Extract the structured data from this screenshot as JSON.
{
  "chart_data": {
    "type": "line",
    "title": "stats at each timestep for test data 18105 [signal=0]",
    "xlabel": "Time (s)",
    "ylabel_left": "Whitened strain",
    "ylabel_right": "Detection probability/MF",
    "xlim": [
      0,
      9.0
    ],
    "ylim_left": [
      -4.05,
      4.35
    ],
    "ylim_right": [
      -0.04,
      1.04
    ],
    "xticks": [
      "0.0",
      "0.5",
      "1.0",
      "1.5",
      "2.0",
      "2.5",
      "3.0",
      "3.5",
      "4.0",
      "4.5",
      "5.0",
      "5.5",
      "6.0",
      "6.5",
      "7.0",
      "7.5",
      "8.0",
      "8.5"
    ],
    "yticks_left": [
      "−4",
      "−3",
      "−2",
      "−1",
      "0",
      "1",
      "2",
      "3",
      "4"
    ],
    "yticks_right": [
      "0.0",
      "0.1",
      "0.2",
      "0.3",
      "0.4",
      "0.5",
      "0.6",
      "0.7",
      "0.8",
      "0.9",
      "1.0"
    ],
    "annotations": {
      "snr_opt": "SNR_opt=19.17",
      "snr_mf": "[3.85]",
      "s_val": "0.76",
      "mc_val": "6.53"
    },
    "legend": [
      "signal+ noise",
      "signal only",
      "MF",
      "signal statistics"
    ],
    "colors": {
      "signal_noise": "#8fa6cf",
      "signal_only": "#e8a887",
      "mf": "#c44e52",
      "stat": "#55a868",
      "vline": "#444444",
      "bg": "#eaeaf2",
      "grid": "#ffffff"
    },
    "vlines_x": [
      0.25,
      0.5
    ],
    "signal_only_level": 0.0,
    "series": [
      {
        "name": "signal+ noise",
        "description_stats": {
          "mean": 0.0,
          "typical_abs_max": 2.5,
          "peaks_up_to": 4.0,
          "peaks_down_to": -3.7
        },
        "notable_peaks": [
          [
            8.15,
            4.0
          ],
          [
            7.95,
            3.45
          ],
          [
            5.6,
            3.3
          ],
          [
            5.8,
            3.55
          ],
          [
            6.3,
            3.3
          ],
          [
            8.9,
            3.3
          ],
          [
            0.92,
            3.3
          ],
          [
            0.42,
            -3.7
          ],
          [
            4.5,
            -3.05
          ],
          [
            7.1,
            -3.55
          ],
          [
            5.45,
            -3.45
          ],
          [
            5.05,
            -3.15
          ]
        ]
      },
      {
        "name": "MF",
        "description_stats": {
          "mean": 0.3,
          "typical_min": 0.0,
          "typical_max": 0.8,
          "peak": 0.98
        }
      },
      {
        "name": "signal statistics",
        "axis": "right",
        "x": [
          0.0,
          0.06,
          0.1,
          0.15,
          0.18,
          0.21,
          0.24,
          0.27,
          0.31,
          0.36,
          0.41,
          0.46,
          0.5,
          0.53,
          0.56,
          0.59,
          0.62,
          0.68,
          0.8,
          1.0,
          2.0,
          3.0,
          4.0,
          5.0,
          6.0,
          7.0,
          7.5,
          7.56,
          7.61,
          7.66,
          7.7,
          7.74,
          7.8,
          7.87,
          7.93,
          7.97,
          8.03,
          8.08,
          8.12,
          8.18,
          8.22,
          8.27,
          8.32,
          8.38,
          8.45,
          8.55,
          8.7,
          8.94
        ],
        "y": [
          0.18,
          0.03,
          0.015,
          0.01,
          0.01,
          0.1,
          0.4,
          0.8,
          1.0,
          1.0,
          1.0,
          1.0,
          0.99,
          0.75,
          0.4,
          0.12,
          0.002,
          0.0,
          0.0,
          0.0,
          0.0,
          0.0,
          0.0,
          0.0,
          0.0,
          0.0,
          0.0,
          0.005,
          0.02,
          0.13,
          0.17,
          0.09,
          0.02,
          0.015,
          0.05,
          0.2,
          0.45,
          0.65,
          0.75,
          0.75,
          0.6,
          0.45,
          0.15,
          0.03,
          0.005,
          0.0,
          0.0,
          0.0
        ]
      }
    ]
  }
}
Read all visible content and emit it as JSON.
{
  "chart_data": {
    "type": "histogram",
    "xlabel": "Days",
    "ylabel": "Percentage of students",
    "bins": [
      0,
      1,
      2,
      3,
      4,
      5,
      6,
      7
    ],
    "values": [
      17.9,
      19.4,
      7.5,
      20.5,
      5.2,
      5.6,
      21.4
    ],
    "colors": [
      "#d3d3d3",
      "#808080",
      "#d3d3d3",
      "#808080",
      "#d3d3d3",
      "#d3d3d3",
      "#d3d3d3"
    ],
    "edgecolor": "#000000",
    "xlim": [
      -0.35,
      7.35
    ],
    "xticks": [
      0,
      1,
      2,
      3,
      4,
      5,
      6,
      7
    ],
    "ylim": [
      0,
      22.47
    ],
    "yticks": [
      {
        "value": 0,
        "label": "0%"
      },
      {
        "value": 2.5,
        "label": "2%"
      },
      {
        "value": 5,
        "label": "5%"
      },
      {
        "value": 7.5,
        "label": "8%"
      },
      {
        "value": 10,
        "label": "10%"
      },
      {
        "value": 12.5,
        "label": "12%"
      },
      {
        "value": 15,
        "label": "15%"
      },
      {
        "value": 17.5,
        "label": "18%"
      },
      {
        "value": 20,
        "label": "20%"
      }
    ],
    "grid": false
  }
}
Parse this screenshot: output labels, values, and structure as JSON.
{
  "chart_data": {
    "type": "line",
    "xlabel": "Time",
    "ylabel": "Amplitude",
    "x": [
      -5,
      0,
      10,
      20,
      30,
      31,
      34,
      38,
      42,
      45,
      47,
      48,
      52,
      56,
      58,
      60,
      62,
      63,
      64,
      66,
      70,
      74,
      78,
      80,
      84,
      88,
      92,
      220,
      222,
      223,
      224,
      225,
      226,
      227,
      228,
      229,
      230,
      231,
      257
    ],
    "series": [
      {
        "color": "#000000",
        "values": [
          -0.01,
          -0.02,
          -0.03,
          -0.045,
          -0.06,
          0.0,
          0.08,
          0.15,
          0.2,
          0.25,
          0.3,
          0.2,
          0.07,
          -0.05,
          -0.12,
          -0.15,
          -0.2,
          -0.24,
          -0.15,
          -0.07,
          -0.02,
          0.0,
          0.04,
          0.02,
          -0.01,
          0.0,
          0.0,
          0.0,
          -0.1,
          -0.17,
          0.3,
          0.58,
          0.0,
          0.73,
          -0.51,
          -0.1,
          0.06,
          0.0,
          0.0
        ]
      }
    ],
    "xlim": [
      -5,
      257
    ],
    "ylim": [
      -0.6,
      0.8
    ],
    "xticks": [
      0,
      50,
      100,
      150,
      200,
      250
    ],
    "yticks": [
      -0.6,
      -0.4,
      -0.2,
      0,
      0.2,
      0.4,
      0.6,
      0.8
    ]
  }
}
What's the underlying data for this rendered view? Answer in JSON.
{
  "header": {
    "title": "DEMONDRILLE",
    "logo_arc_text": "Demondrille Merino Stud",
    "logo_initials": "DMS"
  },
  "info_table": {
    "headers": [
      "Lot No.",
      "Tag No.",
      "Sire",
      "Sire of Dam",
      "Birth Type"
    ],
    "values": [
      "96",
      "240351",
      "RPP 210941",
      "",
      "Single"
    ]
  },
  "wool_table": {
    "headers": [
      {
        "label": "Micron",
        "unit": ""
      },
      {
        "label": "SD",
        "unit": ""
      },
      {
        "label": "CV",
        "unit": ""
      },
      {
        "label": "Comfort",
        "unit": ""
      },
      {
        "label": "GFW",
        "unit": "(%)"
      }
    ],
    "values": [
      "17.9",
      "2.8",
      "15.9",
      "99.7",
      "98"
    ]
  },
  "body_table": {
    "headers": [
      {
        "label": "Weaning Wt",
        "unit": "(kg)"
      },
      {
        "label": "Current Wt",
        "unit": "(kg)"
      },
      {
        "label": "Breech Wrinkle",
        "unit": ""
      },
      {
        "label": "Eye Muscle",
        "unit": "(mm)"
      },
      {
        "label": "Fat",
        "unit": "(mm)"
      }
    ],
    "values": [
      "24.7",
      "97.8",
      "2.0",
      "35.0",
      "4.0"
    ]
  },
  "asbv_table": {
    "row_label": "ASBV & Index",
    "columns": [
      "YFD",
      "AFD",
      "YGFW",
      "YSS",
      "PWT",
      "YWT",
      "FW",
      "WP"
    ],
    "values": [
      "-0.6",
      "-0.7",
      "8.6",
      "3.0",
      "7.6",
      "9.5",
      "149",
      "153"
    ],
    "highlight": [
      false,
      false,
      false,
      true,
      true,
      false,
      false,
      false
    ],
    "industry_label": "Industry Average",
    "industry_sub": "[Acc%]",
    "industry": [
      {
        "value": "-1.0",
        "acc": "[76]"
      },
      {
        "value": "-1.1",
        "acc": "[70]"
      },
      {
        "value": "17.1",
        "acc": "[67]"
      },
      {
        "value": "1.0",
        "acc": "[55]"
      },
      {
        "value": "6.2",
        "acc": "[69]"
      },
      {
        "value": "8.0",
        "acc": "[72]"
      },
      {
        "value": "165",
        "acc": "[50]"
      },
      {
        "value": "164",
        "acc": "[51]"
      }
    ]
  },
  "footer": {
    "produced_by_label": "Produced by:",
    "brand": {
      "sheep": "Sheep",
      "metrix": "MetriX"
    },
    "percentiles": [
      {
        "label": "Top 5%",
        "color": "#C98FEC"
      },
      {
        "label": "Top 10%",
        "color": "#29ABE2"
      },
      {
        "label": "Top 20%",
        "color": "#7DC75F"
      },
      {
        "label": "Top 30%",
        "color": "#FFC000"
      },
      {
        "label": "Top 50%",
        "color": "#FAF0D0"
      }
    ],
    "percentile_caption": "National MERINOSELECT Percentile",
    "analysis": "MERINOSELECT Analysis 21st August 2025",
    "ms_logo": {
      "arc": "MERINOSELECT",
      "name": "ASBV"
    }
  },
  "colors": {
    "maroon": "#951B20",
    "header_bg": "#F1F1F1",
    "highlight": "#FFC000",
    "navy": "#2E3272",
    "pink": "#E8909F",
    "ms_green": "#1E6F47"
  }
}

════════════════════

**What you need to do:**
Above are the records. Copy every line in them holding "xlabel".

**Exercise response:**
    "xlabel": "Time (s)",
    "xlabel": "Days",
    "xlabel": "Time",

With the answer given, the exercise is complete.